> _Exercise goal_:
Lift out each line of the data that holds "name".

> _Input for this task_:
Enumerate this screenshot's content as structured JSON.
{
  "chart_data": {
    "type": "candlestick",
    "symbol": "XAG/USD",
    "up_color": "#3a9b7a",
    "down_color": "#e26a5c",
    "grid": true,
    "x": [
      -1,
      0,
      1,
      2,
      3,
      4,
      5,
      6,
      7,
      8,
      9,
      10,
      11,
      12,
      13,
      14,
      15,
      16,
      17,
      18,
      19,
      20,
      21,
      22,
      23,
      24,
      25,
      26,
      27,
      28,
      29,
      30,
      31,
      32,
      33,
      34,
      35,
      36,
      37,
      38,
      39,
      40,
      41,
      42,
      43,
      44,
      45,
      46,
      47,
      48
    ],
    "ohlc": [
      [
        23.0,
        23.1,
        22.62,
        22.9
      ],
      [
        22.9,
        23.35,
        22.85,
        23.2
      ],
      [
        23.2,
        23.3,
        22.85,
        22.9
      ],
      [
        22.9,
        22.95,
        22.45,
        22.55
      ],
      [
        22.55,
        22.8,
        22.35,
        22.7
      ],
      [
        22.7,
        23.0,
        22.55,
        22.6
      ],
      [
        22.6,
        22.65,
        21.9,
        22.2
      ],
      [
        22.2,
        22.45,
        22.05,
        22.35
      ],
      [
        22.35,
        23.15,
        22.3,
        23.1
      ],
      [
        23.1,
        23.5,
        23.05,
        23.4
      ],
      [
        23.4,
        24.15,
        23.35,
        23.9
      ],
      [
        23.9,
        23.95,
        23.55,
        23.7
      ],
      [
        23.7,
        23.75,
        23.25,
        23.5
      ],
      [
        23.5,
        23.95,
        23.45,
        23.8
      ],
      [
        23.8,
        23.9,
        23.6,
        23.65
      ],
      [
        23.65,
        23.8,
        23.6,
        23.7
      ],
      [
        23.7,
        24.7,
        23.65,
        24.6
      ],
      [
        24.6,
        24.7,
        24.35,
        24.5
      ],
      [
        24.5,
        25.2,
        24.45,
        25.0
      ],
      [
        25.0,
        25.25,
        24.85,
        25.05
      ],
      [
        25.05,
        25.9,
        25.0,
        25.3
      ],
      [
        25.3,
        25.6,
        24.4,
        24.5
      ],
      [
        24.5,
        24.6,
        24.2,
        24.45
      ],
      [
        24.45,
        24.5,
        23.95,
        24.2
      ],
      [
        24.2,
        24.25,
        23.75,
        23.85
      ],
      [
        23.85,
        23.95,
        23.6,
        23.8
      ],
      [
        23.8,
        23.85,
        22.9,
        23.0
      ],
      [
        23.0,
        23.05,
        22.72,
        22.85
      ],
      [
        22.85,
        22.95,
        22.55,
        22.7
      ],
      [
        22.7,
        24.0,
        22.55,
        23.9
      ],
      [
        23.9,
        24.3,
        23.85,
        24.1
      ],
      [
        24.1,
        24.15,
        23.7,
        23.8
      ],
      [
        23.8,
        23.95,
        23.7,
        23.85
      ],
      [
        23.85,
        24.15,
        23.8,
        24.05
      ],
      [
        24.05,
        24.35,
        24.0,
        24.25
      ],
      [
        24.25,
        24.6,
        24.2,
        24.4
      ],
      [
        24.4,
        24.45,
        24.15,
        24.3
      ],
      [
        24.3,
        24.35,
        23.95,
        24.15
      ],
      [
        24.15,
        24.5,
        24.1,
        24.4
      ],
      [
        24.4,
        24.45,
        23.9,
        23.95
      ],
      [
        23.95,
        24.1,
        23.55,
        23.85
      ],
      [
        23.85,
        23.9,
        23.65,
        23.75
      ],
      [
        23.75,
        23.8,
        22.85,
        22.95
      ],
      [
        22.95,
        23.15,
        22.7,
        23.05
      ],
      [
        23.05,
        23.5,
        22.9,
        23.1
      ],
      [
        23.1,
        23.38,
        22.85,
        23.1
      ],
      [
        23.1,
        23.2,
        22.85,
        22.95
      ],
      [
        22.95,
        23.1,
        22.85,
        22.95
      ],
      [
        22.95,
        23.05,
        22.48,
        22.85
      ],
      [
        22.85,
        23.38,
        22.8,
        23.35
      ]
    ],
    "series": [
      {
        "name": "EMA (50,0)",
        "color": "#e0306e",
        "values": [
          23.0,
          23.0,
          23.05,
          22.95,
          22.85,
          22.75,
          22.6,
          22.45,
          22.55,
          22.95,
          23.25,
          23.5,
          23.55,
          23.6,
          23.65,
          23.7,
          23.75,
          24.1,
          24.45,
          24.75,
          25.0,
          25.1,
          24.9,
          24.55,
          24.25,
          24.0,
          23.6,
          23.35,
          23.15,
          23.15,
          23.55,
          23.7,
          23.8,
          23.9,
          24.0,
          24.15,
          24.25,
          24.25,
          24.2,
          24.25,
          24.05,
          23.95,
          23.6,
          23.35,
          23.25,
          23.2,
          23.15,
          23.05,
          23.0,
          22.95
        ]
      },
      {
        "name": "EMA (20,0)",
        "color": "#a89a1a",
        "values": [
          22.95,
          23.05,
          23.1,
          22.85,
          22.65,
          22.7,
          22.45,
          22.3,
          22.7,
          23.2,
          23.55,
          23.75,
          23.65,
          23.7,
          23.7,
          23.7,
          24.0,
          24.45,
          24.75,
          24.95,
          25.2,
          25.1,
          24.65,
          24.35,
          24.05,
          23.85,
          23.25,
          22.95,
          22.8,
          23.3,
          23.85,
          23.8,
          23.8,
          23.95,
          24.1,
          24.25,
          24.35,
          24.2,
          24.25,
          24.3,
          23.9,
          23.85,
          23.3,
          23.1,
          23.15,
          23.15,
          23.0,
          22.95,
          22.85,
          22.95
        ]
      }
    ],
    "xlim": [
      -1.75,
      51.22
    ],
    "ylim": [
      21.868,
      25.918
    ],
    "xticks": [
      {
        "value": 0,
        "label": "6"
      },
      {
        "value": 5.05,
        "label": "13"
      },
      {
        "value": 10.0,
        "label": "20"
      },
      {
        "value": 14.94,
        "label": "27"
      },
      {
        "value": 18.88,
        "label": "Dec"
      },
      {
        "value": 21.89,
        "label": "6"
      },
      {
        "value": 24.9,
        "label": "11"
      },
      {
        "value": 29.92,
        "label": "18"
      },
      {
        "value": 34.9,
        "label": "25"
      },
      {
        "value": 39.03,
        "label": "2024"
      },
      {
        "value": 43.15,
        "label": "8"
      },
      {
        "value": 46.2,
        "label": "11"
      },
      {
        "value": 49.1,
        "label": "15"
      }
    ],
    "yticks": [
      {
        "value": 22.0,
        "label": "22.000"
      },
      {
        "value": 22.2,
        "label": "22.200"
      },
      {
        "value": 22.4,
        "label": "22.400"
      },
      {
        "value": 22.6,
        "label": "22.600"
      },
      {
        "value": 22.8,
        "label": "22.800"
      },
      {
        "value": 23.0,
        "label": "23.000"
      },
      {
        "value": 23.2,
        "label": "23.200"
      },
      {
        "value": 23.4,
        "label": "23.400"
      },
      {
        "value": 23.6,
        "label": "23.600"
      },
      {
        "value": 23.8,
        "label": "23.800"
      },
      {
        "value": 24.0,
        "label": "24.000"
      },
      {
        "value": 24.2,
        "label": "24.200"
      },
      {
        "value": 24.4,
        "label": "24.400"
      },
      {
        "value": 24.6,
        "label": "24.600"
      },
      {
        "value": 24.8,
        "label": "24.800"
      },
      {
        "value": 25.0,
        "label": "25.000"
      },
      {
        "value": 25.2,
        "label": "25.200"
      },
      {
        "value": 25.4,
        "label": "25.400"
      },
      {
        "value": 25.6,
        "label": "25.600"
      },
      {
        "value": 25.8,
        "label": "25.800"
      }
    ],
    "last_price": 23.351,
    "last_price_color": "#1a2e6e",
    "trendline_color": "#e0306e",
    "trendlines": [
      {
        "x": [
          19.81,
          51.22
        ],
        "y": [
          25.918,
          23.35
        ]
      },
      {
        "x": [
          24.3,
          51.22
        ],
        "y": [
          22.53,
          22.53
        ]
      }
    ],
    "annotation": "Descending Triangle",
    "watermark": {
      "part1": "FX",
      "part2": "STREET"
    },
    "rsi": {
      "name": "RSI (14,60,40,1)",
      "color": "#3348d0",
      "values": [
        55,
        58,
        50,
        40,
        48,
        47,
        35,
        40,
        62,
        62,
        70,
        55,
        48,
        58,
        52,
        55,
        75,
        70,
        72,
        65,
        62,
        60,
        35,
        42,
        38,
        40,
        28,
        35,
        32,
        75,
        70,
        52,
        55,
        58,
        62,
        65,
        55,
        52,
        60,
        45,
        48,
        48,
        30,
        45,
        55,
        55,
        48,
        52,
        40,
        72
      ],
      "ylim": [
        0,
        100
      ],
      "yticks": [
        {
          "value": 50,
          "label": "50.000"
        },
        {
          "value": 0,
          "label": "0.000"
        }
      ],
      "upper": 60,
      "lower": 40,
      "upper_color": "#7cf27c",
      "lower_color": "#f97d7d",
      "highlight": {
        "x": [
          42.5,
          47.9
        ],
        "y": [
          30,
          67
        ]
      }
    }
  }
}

> _Exercise response_:
        "name": "EMA (50,0)",
        "name": "EMA (20,0)",
      "name": "RSI (14,60,40,1)",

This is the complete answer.